▸ **Required task**:
Give an exact transcription of every line, dropping the images.

Start of Record excerpts

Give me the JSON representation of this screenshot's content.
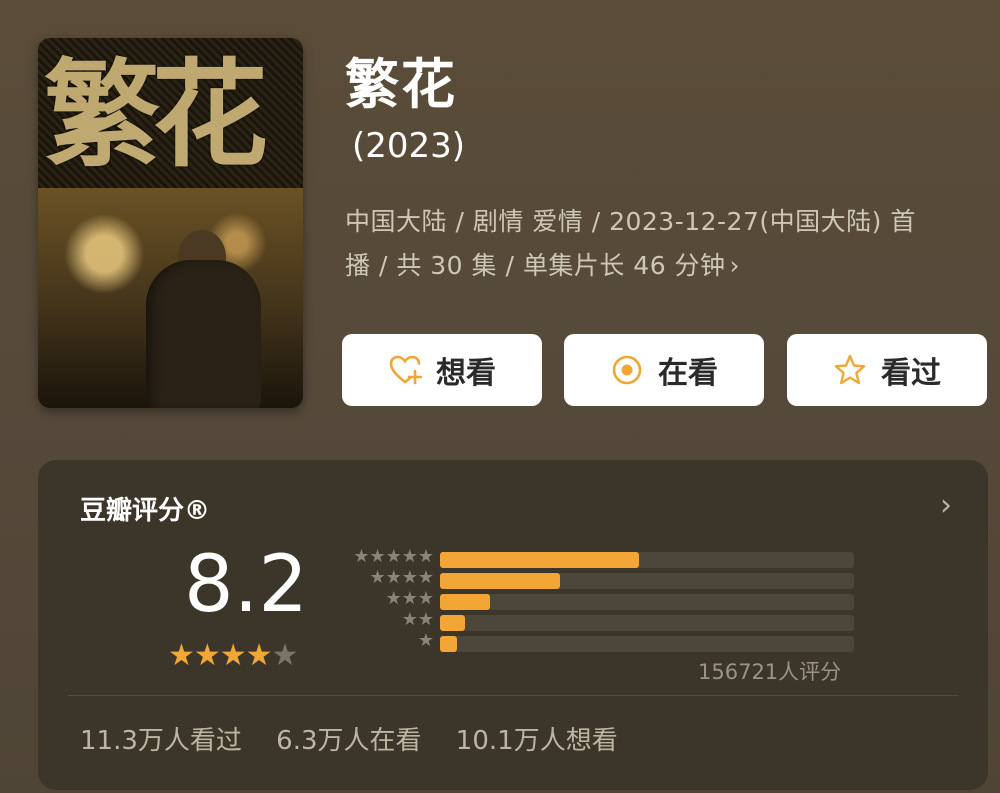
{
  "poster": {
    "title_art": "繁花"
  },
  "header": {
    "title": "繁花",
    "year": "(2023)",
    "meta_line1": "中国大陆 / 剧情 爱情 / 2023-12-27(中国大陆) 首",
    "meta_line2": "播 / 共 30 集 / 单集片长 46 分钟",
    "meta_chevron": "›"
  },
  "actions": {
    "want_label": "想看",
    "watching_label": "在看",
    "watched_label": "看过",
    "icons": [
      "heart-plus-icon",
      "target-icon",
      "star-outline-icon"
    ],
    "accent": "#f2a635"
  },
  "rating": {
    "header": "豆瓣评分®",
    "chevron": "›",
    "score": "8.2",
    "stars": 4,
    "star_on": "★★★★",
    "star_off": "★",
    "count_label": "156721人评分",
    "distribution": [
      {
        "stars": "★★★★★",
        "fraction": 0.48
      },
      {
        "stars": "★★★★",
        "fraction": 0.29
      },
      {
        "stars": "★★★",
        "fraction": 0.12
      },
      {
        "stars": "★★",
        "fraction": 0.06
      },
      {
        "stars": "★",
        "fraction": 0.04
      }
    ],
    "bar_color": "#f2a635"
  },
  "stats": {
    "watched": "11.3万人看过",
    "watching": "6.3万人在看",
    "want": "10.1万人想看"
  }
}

End of Record excerpts

▸ **Correct result**:
Give me the JSON representation of this screenshot's content.
{
  "poster": {
    "title_art": "繁花"
  },
  "header": {
    "title": "繁花",
    "year": "(2023)",
    "meta_line1": "中国大陆 / 剧情 爱情 / 2023-12-27(中国大陆) 首",
    "meta_line2": "播 / 共 30 集 / 单集片长 46 分钟",
    "meta_chevron": "›"
  },
  "actions": {
    "want_label": "想看",
    "watching_label": "在看",
    "watched_label": "看过",
    "icons": [
      "heart-plus-icon",
      "target-icon",
      "star-outline-icon"
    ],
    "accent": "#f2a635"
  },
  "rating": {
    "header": "豆瓣评分®",
    "chevron": "›",
    "score": "8.2",
    "stars": 4,
    "star_on": "★★★★",
    "star_off": "★",
    "count_label": "156721人评分",
    "distribution": [
      {
        "stars": "★★★★★",
        "fraction": 0.48
      },
      {
        "stars": "★★★★",
        "fraction": 0.29
      },
      {
        "stars": "★★★",
        "fraction": 0.12
      },
      {
        "stars": "★★",
        "fraction": 0.06
      },
      {
        "stars": "★",
        "fraction": 0.04
      }
    ],
    "bar_color": "#f2a635"
  },
  "stats": {
    "watched": "11.3万人看过",
    "watching": "6.3万人在看",
    "want": "10.1万人想看"
  }
}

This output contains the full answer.